* Task statement: Write out, precisely and in full, each line of the material.

* Entries shown:
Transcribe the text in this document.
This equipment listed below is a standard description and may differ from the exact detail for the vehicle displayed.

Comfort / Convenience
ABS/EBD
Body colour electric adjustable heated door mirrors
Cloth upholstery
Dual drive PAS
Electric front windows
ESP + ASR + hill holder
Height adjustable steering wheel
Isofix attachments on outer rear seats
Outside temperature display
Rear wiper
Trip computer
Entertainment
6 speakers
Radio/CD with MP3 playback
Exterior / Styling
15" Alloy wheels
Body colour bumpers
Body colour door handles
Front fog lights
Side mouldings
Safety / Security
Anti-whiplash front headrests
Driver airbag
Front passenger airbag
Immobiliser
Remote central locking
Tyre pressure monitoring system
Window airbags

* Answer to the task:
Transcribe the text in this document.
This equipment listed below is a standard description and may differ from the exact detail for the vehicle displayed.

Comfort / Convenience
ABS/EBD
Body colour electric adjustable heated door mirrors
Cloth upholstery
Dual drive PAS
Electric front windows
ESP + ASR + hill holder
Height adjustable steering wheel
Isofix attachments on outer rear seats
Outside temperature display
Rear wiper
Trip computer
Entertainment
6 speakers
Radio/CD with MP3 playback
Exterior / Styling
15" Alloy wheels
Body colour bumpers
Body colour door handles
Front fog lights
Side mouldings
Safety / Security
Anti-whiplash front headrests
Driver airbag
Front passenger airbag
Immobiliser
Remote central locking
Tyre pressure monitoring system
Window airbags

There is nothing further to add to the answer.